§ **WHAT IS REQUIRED**:
Exactly reproduce the entries, dropping any pictures from your copy.

§ **Records from a data collection**:
^^^^^^^^

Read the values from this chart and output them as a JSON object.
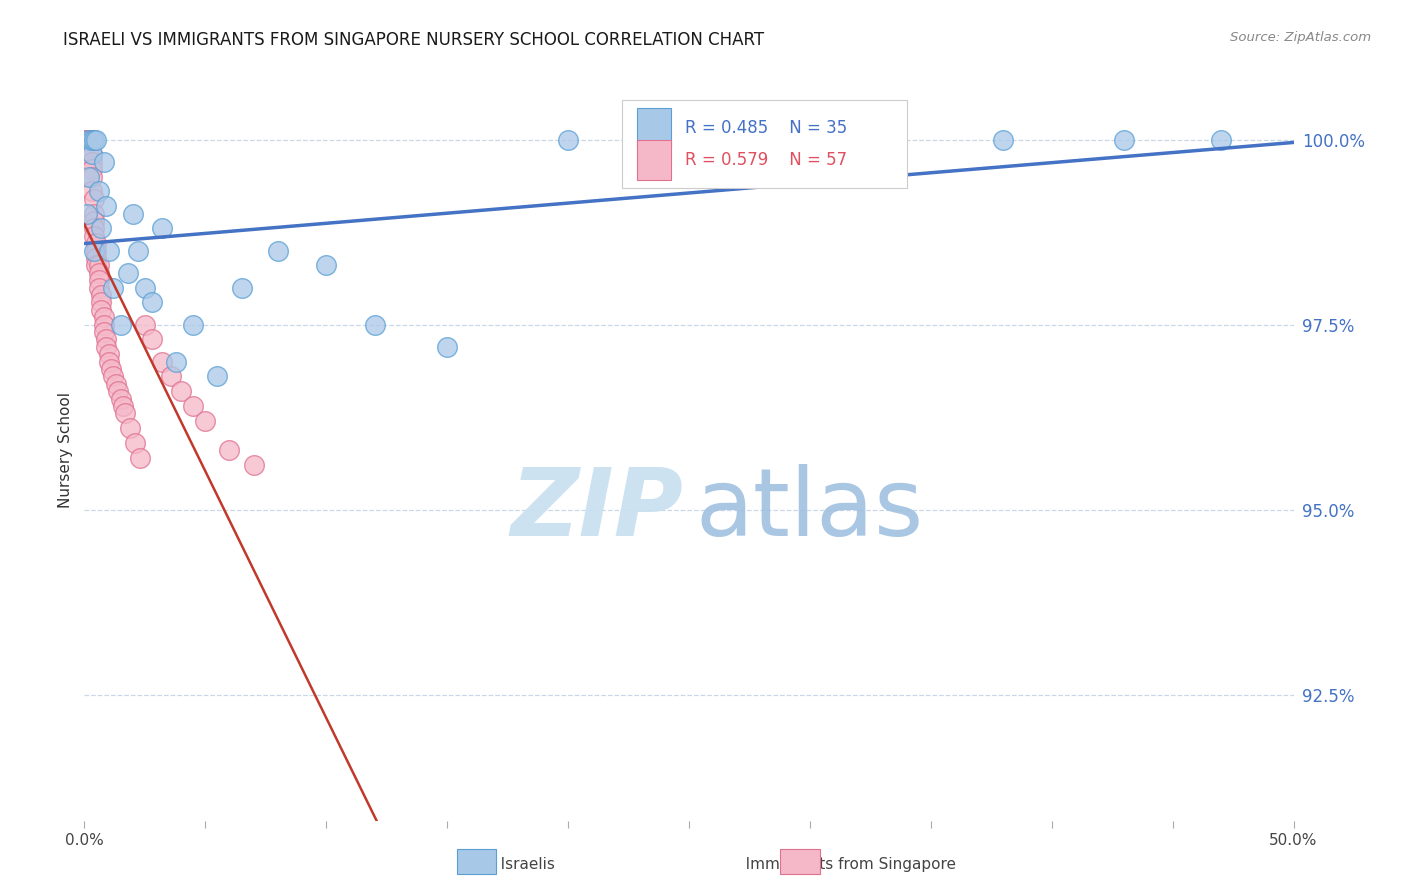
{
  "title": "ISRAELI VS IMMIGRANTS FROM SINGAPORE NURSERY SCHOOL CORRELATION CHART",
  "source": "Source: ZipAtlas.com",
  "ylabel": "Nursery School",
  "ytick_labels": [
    "100.0%",
    "97.5%",
    "95.0%",
    "92.5%"
  ],
  "ytick_values": [
    1.0,
    0.975,
    0.95,
    0.925
  ],
  "xlim": [
    0.0,
    0.5
  ],
  "ylim": [
    0.908,
    1.008
  ],
  "legend_r1": "R = 0.485",
  "legend_n1": "N = 35",
  "legend_r2": "R = 0.579",
  "legend_n2": "N = 57",
  "israelis_color": "#a8c8e8",
  "israelis_edge": "#5a9fd4",
  "singapore_color": "#f5b8c8",
  "singapore_edge": "#e07090",
  "trendline_israelis_color": "#4472c4",
  "trendline_singapore_color": "#c0392b",
  "legend_blue_fill": "#a8c8e8",
  "legend_blue_edge": "#5a9fd4",
  "legend_pink_fill": "#f5b8c8",
  "legend_pink_edge": "#e07090",
  "ytick_color": "#4472c4",
  "background_color": "#ffffff",
  "grid_color": "#c8d8e8",
  "watermark_zip_color": "#c8dff0",
  "watermark_atlas_color": "#a0c0e0",
  "israelis_x": [
    0.001,
    0.002,
    0.002,
    0.003,
    0.003,
    0.004,
    0.004,
    0.005,
    0.006,
    0.007,
    0.008,
    0.009,
    0.01,
    0.012,
    0.015,
    0.018,
    0.02,
    0.022,
    0.025,
    0.028,
    0.032,
    0.038,
    0.045,
    0.055,
    0.065,
    0.08,
    0.1,
    0.12,
    0.15,
    0.2,
    0.25,
    0.3,
    0.38,
    0.43,
    0.47
  ],
  "israelis_y": [
    0.99,
    0.995,
    1.0,
    0.998,
    1.0,
    1.0,
    0.985,
    1.0,
    0.993,
    0.988,
    0.997,
    0.991,
    0.985,
    0.98,
    0.975,
    0.982,
    0.99,
    0.985,
    0.98,
    0.978,
    0.988,
    0.97,
    0.975,
    0.968,
    0.98,
    0.985,
    0.983,
    0.975,
    0.972,
    1.0,
    1.0,
    1.0,
    1.0,
    1.0,
    1.0
  ],
  "singapore_x": [
    0.001,
    0.001,
    0.001,
    0.001,
    0.002,
    0.002,
    0.002,
    0.002,
    0.002,
    0.003,
    0.003,
    0.003,
    0.003,
    0.003,
    0.003,
    0.004,
    0.004,
    0.004,
    0.004,
    0.004,
    0.005,
    0.005,
    0.005,
    0.005,
    0.006,
    0.006,
    0.006,
    0.006,
    0.007,
    0.007,
    0.007,
    0.008,
    0.008,
    0.008,
    0.009,
    0.009,
    0.01,
    0.01,
    0.011,
    0.012,
    0.013,
    0.014,
    0.015,
    0.016,
    0.017,
    0.019,
    0.021,
    0.023,
    0.025,
    0.028,
    0.032,
    0.036,
    0.04,
    0.045,
    0.05,
    0.06,
    0.07
  ],
  "singapore_y": [
    1.0,
    1.0,
    1.0,
    1.0,
    1.0,
    1.0,
    1.0,
    1.0,
    0.998,
    1.0,
    0.998,
    0.997,
    0.996,
    0.995,
    0.993,
    0.992,
    0.99,
    0.989,
    0.988,
    0.987,
    0.986,
    0.985,
    0.984,
    0.983,
    0.983,
    0.982,
    0.981,
    0.98,
    0.979,
    0.978,
    0.977,
    0.976,
    0.975,
    0.974,
    0.973,
    0.972,
    0.971,
    0.97,
    0.969,
    0.968,
    0.967,
    0.966,
    0.965,
    0.964,
    0.963,
    0.961,
    0.959,
    0.957,
    0.975,
    0.973,
    0.97,
    0.968,
    0.966,
    0.964,
    0.962,
    0.958,
    0.956
  ]
}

^^^^^^^^

§ **RESPONSE BELOW**:
Read the values from this chart and output them as a JSON object.
{
  "title": "ISRAELI VS IMMIGRANTS FROM SINGAPORE NURSERY SCHOOL CORRELATION CHART",
  "source": "Source: ZipAtlas.com",
  "ylabel": "Nursery School",
  "ytick_labels": [
    "100.0%",
    "97.5%",
    "95.0%",
    "92.5%"
  ],
  "ytick_values": [
    1.0,
    0.975,
    0.95,
    0.925
  ],
  "xlim": [
    0.0,
    0.5
  ],
  "ylim": [
    0.908,
    1.008
  ],
  "legend_r1": "R = 0.485",
  "legend_n1": "N = 35",
  "legend_r2": "R = 0.579",
  "legend_n2": "N = 57",
  "israelis_color": "#a8c8e8",
  "israelis_edge": "#5a9fd4",
  "singapore_color": "#f5b8c8",
  "singapore_edge": "#e07090",
  "trendline_israelis_color": "#4472c4",
  "trendline_singapore_color": "#c0392b",
  "legend_blue_fill": "#a8c8e8",
  "legend_blue_edge": "#5a9fd4",
  "legend_pink_fill": "#f5b8c8",
  "legend_pink_edge": "#e07090",
  "ytick_color": "#4472c4",
  "background_color": "#ffffff",
  "grid_color": "#c8d8e8",
  "watermark_zip_color": "#c8dff0",
  "watermark_atlas_color": "#a0c0e0",
  "israelis_x": [
    0.001,
    0.002,
    0.002,
    0.003,
    0.003,
    0.004,
    0.004,
    0.005,
    0.006,
    0.007,
    0.008,
    0.009,
    0.01,
    0.012,
    0.015,
    0.018,
    0.02,
    0.022,
    0.025,
    0.028,
    0.032,
    0.038,
    0.045,
    0.055,
    0.065,
    0.08,
    0.1,
    0.12,
    0.15,
    0.2,
    0.25,
    0.3,
    0.38,
    0.43,
    0.47
  ],
  "israelis_y": [
    0.99,
    0.995,
    1.0,
    0.998,
    1.0,
    1.0,
    0.985,
    1.0,
    0.993,
    0.988,
    0.997,
    0.991,
    0.985,
    0.98,
    0.975,
    0.982,
    0.99,
    0.985,
    0.98,
    0.978,
    0.988,
    0.97,
    0.975,
    0.968,
    0.98,
    0.985,
    0.983,
    0.975,
    0.972,
    1.0,
    1.0,
    1.0,
    1.0,
    1.0,
    1.0
  ],
  "singapore_x": [
    0.001,
    0.001,
    0.001,
    0.001,
    0.002,
    0.002,
    0.002,
    0.002,
    0.002,
    0.003,
    0.003,
    0.003,
    0.003,
    0.003,
    0.003,
    0.004,
    0.004,
    0.004,
    0.004,
    0.004,
    0.005,
    0.005,
    0.005,
    0.005,
    0.006,
    0.006,
    0.006,
    0.006,
    0.007,
    0.007,
    0.007,
    0.008,
    0.008,
    0.008,
    0.009,
    0.009,
    0.01,
    0.01,
    0.011,
    0.012,
    0.013,
    0.014,
    0.015,
    0.016,
    0.017,
    0.019,
    0.021,
    0.023,
    0.025,
    0.028,
    0.032,
    0.036,
    0.04,
    0.045,
    0.05,
    0.06,
    0.07
  ],
  "singapore_y": [
    1.0,
    1.0,
    1.0,
    1.0,
    1.0,
    1.0,
    1.0,
    1.0,
    0.998,
    1.0,
    0.998,
    0.997,
    0.996,
    0.995,
    0.993,
    0.992,
    0.99,
    0.989,
    0.988,
    0.987,
    0.986,
    0.985,
    0.984,
    0.983,
    0.983,
    0.982,
    0.981,
    0.98,
    0.979,
    0.978,
    0.977,
    0.976,
    0.975,
    0.974,
    0.973,
    0.972,
    0.971,
    0.97,
    0.969,
    0.968,
    0.967,
    0.966,
    0.965,
    0.964,
    0.963,
    0.961,
    0.959,
    0.957,
    0.975,
    0.973,
    0.97,
    0.968,
    0.966,
    0.964,
    0.962,
    0.958,
    0.956
  ]
}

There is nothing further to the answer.